-------- EXCERPTED TEXT

On November 27, 2024, Orange sued Hahn in Jefferson Circuit Court1 to recoup the balance owed for its repair services. [Id. at 57]. During discovery in that matter, Orange disclosed “emails [between Orange and] State Farm from March 22, 2024 (one week prior to Hahn filing suit), to July 15, 2024.” [Id.] Hahn now moves to amend her Original Complaint based on these later disclosed communications.
1 Case No. 24-CI-401155 II. DISCUSSION A. Motion to Amend Hahn moves to amend her Original Complaint, “to add two additional parties, Brian O’Loughlin and Wesley Savage, assert an additional claim for tortious interference with a contract against them, and supplement the existing allegations against State Farm for Unfair Claims
Settlement Practices/Bad Faith.” [DE 13 at 58. See DE 13-1 (the “Amended Complaint”)]. Both O’Loughlin and Savage work for State Farm and were points of contact for Hahn for her home insurance claim. Hahn alleges that that O’Loughlin and Savage, “together or separately,” intentionally caused Hahn to breach her contract with Orange and caused State farm to breach its contract with Hahn. [DE 13-1 at 69]. Hahn argues that amendment should be allowed “due to newly discovered evidence.” [Id. at 56]: During discovery in the state court matter, counsel for Orange disclosed emails between Orange and State Farm revealing critical facts previously unknown to Marion and her counsel. Orange sent four emails to State Farm from March 22, 2024 (one week prior to Hahn filing suit), to July 15, 2024, requesting the balance of payment. Brian O’Loughlin, a State Farm adjuster, failed to respond to a single email and instead, forwarded Orange’s July 15, 2024 email request to State Farm adjuster Wesley Savage. Wesley Savage replied, “this claim is currently in litigation, and we have paid your invoice totaling invoice $92,973.95 to our named insured, Marion Hahn, with Orange Construction also on the payment. You will need to contact Ms. Hahn for payment.” Wesley Savage ignored all further communication from Orange.

----------------
-------- RECORDS SHOWN

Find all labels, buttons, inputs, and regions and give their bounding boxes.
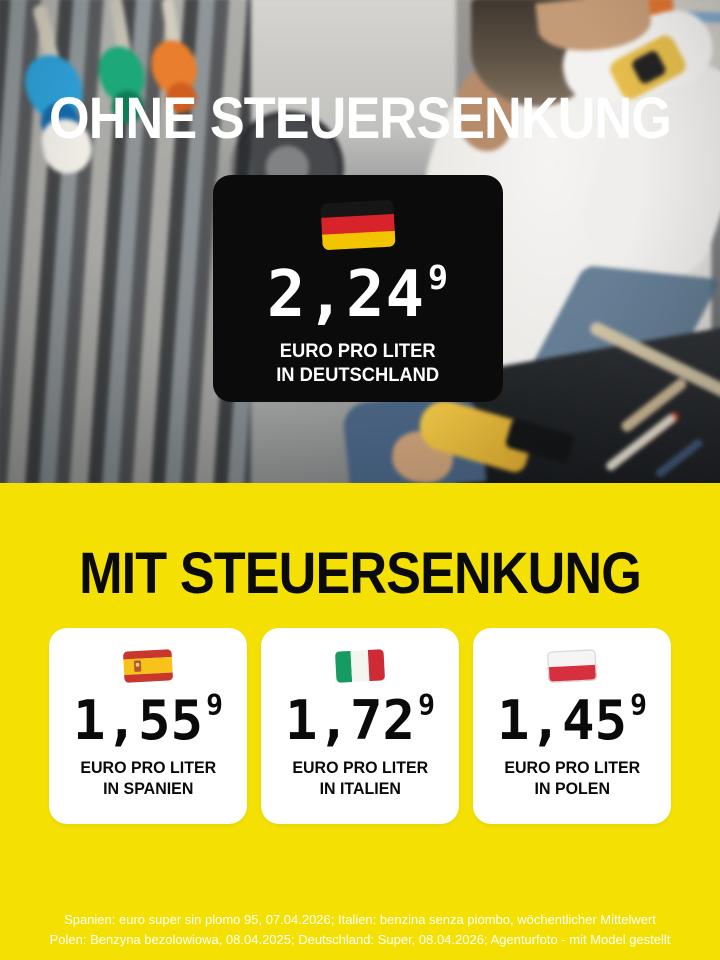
source-footnote: Spanien: euro super sin plomo 95, 07.04.… xyxy=(0,910,720,949)
gas-station-photo xyxy=(0,0,720,483)
label-line1: EURO PRO LITER xyxy=(292,758,428,777)
country-cards-row: 1,55 9 EURO PRO LITER IN SPANIEN xyxy=(48,628,672,824)
price-main: 1,55 xyxy=(73,689,204,752)
italy-price-value: 1,72 9 xyxy=(285,689,435,752)
spain-price-card: 1,55 9 EURO PRO LITER IN SPANIEN xyxy=(49,628,247,824)
tax-cut-section: MIT STEUERSENKUNG xyxy=(0,483,720,960)
label-line1: EURO PRO LITER xyxy=(280,340,436,362)
label-line2: IN ITALIEN xyxy=(319,779,401,799)
germany-price-value: 2,24 9 xyxy=(266,258,450,332)
label-line2: IN POLEN xyxy=(534,779,610,799)
price-main: 1,72 xyxy=(285,689,416,752)
italy-flag-icon xyxy=(334,648,386,684)
top-headline: OHNE STEUERSENKUNG xyxy=(49,86,672,151)
poland-price-unit-label: EURO PRO LITER IN POLEN xyxy=(504,757,640,800)
pump-cap-orange-shape xyxy=(166,82,197,113)
pump-cap-green-shape xyxy=(111,90,144,123)
germany-price-unit-label: EURO PRO LITER IN DEUTSCHLAND xyxy=(277,339,440,388)
poland-price-value: 1,45 9 xyxy=(497,689,647,752)
price-superscript: 9 xyxy=(418,689,435,722)
label-line1: EURO PRO LITER xyxy=(504,758,640,777)
label-line2: IN SPANIEN xyxy=(102,779,194,799)
germany-price-card: 2,24 9 EURO PRO LITER IN DEUTSCHLAND xyxy=(213,175,503,402)
label-line1: EURO PRO LITER xyxy=(80,758,216,777)
bottom-headline: MIT STEUERSENKUNG xyxy=(79,541,642,606)
italy-price-unit-label: EURO PRO LITER IN ITALIEN xyxy=(292,757,428,800)
footnote-line2: Polen: Benzyna bezolowiowa, 08.04.2025; … xyxy=(49,931,671,947)
price-superscript: 9 xyxy=(630,689,647,722)
spain-price-value: 1,55 9 xyxy=(73,689,223,752)
label-line2: IN DEUTSCHLAND xyxy=(276,364,440,387)
spain-flag-icon xyxy=(122,648,174,684)
poland-flag-icon xyxy=(546,648,598,684)
spain-price-unit-label: EURO PRO LITER IN SPANIEN xyxy=(80,757,216,800)
italy-price-card: 1,72 9 EURO PRO LITER IN ITALIEN xyxy=(261,628,459,824)
poland-price-card: 1,45 9 EURO PRO LITER IN POLEN xyxy=(473,628,671,824)
price-superscript: 9 xyxy=(206,689,223,722)
price-main: 2,24 xyxy=(266,258,426,332)
footnote-line1: Spanien: euro super sin plomo 95, 07.04.… xyxy=(64,912,656,927)
price-superscript: 9 xyxy=(428,258,450,297)
price-main: 1,45 xyxy=(497,689,628,752)
germany-flag-icon xyxy=(319,199,397,251)
photo-section: OHNE STEUERSENKUNG 2,24 9 EURO PRO LITER … xyxy=(0,0,720,483)
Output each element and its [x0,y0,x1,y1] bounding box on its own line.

----------------

**WHAT TO PRODUCE:** In one to three sentences, explain why Hahn argues that the court should let her amend her Original Complaint, according to the excerpt on her motion to amend.

**RESULT OF THIS EXERCISE:** Hahn argues that amendment should be allowed because of newly discovered evidence. During discovery in Orange's state court suit against her, Orange's counsel disclosed emails between Orange and State Farm, sent from March 22, 2024 to July 15, 2024. Those emails revealed critical facts that Hahn and her counsel had not known before.